Work to complete :: Quote, word for word, the stretch of the data below from its first line through the line containing "- others-bullet-maximum-line1: Maximum", including both of those lines.

#### Record excerpts ####

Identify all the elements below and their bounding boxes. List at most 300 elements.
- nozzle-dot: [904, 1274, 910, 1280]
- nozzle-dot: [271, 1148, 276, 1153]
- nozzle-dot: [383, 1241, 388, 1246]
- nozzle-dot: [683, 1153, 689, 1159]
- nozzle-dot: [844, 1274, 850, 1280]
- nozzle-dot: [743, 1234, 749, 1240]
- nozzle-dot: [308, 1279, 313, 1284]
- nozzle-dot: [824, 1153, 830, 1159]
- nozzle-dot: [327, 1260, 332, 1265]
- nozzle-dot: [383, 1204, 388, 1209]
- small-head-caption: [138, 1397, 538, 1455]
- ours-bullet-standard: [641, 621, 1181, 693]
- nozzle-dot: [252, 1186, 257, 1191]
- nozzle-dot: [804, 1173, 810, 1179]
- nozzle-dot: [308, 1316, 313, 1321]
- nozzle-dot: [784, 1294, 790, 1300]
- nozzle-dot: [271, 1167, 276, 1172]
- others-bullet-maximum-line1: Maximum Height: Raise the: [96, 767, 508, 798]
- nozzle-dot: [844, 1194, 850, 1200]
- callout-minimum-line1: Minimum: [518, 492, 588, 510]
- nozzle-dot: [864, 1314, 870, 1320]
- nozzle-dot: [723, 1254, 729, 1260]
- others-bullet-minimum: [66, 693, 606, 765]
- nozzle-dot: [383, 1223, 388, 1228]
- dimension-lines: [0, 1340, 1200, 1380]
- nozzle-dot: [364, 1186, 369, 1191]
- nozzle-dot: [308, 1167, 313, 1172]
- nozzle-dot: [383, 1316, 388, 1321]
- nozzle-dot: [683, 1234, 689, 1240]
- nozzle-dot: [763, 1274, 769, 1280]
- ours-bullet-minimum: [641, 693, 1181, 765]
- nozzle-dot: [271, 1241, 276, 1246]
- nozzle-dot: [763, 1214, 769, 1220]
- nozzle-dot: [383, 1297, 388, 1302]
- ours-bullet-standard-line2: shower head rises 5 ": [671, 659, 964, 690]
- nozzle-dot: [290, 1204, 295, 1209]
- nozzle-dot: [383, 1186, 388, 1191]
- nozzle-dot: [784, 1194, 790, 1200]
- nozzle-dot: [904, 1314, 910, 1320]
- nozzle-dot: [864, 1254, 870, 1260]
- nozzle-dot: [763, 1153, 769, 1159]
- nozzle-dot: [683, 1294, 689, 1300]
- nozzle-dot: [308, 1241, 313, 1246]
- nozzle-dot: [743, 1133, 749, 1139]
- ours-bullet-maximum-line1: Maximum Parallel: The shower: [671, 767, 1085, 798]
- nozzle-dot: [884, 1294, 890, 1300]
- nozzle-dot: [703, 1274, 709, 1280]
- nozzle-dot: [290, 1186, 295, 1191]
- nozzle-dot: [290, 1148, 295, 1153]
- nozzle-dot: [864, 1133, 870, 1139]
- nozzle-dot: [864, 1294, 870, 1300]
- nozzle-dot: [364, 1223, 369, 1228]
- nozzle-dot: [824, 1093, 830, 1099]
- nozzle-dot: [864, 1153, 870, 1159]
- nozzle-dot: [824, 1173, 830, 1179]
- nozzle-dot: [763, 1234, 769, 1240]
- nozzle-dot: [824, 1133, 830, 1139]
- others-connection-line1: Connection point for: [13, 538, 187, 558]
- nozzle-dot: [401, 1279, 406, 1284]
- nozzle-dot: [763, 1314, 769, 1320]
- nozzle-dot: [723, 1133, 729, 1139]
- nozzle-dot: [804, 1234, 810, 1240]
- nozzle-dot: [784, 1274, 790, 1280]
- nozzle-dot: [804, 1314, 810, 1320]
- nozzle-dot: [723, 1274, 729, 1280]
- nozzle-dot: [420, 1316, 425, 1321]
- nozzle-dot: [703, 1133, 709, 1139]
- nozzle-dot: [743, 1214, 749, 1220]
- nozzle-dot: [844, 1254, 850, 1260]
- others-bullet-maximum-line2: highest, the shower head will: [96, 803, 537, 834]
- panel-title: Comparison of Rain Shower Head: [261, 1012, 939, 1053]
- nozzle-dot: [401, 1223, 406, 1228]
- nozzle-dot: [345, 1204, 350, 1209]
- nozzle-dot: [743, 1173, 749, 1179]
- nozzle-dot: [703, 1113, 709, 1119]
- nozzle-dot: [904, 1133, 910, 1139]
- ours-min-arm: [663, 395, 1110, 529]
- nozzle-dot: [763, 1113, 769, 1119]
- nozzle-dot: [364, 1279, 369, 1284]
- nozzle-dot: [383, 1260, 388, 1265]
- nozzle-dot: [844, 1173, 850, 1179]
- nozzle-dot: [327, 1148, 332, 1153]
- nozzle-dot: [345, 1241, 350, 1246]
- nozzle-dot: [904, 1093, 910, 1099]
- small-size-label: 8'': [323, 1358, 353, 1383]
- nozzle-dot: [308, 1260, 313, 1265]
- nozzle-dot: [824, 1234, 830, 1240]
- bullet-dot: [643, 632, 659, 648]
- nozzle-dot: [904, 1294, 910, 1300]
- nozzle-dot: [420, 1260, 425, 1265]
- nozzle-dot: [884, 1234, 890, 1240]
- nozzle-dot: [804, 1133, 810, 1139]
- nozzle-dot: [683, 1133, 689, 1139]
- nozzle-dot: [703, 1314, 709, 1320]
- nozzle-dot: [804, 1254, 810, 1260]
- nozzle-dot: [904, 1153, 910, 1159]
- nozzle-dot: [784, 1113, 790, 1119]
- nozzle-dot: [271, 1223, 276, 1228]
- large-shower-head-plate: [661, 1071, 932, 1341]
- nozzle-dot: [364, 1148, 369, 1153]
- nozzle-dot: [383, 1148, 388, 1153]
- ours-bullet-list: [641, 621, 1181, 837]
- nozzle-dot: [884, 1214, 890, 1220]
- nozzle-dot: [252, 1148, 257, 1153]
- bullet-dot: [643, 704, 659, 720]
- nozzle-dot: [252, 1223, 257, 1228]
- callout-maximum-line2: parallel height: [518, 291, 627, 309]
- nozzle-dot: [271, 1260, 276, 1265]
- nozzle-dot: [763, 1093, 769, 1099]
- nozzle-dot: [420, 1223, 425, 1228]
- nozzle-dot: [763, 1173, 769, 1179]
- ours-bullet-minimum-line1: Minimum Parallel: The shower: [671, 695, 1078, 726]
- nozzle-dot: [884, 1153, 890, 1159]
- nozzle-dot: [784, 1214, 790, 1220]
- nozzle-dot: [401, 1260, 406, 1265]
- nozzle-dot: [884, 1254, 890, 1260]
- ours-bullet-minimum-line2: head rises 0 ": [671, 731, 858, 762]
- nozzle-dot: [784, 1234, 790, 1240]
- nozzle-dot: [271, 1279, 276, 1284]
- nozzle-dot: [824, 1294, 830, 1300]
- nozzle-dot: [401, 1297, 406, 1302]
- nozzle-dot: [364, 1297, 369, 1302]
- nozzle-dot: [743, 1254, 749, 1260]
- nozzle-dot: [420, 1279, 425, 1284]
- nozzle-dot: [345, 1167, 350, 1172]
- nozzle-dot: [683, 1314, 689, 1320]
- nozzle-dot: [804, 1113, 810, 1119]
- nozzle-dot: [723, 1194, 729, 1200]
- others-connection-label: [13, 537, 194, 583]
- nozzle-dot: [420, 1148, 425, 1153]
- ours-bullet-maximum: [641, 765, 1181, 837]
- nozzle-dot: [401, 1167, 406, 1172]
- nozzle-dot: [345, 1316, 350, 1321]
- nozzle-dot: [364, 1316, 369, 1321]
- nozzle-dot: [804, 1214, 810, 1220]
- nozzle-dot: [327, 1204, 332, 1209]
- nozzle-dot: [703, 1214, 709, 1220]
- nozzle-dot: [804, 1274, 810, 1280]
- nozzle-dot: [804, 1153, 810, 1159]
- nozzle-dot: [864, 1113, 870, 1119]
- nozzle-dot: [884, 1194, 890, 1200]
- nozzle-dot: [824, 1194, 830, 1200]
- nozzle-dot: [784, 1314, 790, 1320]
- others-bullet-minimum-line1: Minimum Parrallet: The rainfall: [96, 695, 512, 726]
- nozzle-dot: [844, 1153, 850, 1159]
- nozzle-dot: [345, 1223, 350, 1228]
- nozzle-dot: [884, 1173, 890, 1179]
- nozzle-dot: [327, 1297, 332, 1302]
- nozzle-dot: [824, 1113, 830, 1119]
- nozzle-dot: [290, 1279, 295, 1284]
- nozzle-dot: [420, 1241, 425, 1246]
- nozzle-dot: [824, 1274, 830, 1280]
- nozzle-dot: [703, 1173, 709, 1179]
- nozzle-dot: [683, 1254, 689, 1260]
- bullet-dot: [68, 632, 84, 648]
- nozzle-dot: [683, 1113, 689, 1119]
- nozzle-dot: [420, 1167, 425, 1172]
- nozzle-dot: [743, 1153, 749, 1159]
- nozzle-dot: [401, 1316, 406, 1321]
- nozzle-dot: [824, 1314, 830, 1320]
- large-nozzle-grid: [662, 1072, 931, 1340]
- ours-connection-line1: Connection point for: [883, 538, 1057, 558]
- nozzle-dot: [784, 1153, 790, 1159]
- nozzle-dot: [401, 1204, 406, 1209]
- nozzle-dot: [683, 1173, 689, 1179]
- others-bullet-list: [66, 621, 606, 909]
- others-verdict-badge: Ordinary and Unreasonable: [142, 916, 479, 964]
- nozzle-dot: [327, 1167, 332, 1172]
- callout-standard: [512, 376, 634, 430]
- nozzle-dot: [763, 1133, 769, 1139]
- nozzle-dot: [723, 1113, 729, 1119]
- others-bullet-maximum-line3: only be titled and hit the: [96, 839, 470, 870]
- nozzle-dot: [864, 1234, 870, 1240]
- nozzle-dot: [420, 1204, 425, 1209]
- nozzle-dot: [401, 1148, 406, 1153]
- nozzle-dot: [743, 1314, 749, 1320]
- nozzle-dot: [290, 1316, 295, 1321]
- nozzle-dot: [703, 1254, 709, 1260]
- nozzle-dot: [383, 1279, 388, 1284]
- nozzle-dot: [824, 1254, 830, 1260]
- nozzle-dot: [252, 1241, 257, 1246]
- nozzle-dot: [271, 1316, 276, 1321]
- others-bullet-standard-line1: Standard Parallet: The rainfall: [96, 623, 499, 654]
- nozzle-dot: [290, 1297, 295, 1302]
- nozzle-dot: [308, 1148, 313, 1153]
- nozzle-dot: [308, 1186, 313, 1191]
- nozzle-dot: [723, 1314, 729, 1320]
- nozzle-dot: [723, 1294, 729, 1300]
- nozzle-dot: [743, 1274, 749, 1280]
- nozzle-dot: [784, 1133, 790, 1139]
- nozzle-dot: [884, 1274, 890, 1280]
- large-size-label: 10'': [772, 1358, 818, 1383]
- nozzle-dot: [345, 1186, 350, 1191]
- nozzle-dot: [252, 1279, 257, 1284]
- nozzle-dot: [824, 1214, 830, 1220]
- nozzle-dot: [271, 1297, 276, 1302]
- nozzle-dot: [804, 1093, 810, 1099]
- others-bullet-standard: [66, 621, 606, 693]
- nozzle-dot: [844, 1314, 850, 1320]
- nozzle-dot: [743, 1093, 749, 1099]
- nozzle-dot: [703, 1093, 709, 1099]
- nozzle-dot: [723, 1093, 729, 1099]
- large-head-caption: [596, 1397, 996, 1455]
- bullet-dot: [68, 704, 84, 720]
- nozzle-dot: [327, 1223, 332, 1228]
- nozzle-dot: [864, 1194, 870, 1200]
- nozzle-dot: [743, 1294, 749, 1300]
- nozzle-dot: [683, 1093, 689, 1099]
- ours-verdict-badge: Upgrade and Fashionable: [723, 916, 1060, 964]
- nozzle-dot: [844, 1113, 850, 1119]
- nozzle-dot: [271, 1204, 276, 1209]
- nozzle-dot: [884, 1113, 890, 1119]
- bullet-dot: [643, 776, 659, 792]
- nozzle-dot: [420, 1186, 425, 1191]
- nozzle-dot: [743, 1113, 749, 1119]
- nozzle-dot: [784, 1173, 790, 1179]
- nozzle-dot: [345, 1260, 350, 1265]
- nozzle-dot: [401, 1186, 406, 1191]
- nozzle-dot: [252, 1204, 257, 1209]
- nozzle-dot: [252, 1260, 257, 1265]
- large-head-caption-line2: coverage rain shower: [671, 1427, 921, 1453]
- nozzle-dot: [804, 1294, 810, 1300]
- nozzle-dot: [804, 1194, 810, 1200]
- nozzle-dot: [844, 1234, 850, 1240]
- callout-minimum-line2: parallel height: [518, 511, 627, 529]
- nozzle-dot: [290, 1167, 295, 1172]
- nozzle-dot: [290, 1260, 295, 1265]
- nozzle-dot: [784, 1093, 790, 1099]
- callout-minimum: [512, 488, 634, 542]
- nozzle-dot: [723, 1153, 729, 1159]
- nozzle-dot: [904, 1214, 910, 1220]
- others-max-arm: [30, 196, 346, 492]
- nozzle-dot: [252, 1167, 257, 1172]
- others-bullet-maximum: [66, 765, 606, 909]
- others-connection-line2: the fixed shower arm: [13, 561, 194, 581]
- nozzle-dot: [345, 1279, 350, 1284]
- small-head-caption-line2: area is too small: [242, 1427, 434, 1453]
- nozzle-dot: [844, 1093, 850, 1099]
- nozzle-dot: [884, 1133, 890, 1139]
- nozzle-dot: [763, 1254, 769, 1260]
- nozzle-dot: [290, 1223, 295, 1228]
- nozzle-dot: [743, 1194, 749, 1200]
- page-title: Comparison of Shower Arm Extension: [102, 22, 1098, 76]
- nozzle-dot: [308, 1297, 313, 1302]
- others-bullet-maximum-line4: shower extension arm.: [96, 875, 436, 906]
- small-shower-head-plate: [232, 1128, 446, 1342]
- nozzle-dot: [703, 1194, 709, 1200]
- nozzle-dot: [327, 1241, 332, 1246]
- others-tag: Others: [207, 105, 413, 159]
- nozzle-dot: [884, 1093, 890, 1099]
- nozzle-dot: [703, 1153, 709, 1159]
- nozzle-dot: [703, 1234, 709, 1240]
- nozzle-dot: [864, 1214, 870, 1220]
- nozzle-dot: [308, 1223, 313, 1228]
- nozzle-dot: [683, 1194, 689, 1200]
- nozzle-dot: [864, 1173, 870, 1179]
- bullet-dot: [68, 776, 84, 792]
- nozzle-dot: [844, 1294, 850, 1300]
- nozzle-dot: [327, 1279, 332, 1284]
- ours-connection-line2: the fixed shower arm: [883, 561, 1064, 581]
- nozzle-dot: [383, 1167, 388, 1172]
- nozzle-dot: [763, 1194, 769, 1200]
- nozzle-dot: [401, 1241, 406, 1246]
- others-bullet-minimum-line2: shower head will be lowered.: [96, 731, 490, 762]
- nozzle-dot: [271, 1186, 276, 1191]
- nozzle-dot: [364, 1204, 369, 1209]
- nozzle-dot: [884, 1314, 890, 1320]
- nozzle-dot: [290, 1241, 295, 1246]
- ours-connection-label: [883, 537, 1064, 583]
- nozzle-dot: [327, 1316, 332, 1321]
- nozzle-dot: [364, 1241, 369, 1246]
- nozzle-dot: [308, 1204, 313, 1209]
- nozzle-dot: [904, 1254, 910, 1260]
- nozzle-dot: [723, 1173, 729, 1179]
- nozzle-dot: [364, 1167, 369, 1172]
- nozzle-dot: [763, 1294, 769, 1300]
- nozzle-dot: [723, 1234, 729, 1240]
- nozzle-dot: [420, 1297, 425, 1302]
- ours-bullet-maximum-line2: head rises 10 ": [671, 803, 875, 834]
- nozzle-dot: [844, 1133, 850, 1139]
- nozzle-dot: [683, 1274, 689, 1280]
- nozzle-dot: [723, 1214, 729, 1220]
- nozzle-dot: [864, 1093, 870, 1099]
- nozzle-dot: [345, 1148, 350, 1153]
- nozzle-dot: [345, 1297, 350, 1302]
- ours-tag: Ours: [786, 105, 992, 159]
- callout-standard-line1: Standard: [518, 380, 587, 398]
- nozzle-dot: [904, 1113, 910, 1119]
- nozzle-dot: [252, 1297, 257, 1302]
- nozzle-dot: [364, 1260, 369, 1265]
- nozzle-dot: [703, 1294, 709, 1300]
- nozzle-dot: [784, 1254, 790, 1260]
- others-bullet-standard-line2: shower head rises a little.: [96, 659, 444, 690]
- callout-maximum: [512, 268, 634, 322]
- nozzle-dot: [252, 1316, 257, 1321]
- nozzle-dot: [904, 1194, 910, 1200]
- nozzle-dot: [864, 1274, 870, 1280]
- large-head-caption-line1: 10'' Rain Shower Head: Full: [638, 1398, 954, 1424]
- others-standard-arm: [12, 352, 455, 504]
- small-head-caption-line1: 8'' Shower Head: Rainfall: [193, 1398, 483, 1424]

####

Completed exercise ::
Identify all the elements below and their bounding boxes. List at most 300 elements.
- nozzle-dot: [904, 1274, 910, 1280]
- nozzle-dot: [271, 1148, 276, 1153]
- nozzle-dot: [383, 1241, 388, 1246]
- nozzle-dot: [683, 1153, 689, 1159]
- nozzle-dot: [844, 1274, 850, 1280]
- nozzle-dot: [743, 1234, 749, 1240]
- nozzle-dot: [308, 1279, 313, 1284]
- nozzle-dot: [824, 1153, 830, 1159]
- nozzle-dot: [327, 1260, 332, 1265]
- nozzle-dot: [383, 1204, 388, 1209]
- small-head-caption: [138, 1397, 538, 1455]
- ours-bullet-standard: [641, 621, 1181, 693]
- nozzle-dot: [252, 1186, 257, 1191]
- nozzle-dot: [804, 1173, 810, 1179]
- nozzle-dot: [308, 1316, 313, 1321]
- nozzle-dot: [784, 1294, 790, 1300]
- nozzle-dot: [271, 1167, 276, 1172]
- others-bullet-maximum-line1: Maximum Height: Raise the: [96, 767, 508, 798]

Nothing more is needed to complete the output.